### EXERCISE MATERIAL
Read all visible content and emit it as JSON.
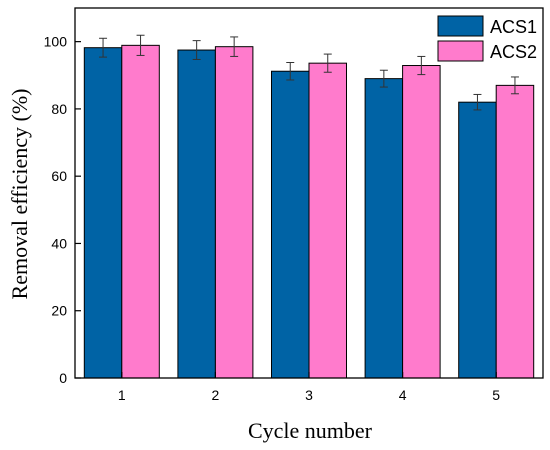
{
  "chart_data": {
    "type": "bar",
    "xlabel": "Cycle number",
    "ylabel": "Removal efficiency (%)",
    "categories": [
      "1",
      "2",
      "3",
      "4",
      "5"
    ],
    "ylim": [
      0,
      110
    ],
    "yticks": [
      "0",
      "20",
      "40",
      "60",
      "80",
      "100"
    ],
    "grid": false,
    "legend_position": "top-right",
    "series": [
      {
        "name": "ACS1",
        "color": "#0063A5",
        "values": [
          98.2,
          97.5,
          91.2,
          89.0,
          82.0
        ],
        "errors": [
          2.8,
          2.8,
          2.6,
          2.5,
          2.3
        ]
      },
      {
        "name": "ACS2",
        "color": "#FF7BCC",
        "values": [
          98.9,
          98.5,
          93.6,
          92.9,
          87.0
        ],
        "errors": [
          3.0,
          2.9,
          2.7,
          2.7,
          2.5
        ]
      }
    ]
  }
}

### PROBLEM STATEMENT
Reproduce every entry exactly, but omit each picture.

### FINISHED ANSWER
Read all visible content and emit it as JSON.
{
  "chart_data": {
    "type": "bar",
    "xlabel": "Cycle number",
    "ylabel": "Removal efficiency (%)",
    "categories": [
      "1",
      "2",
      "3",
      "4",
      "5"
    ],
    "ylim": [
      0,
      110
    ],
    "yticks": [
      "0",
      "20",
      "40",
      "60",
      "80",
      "100"
    ],
    "grid": false,
    "legend_position": "top-right",
    "series": [
      {
        "name": "ACS1",
        "color": "#0063A5",
        "values": [
          98.2,
          97.5,
          91.2,
          89.0,
          82.0
        ],
        "errors": [
          2.8,
          2.8,
          2.6,
          2.5,
          2.3
        ]
      },
      {
        "name": "ACS2",
        "color": "#FF7BCC",
        "values": [
          98.9,
          98.5,
          93.6,
          92.9,
          87.0
        ],
        "errors": [
          3.0,
          2.9,
          2.7,
          2.7,
          2.5
        ]
      }
    ]
  }
}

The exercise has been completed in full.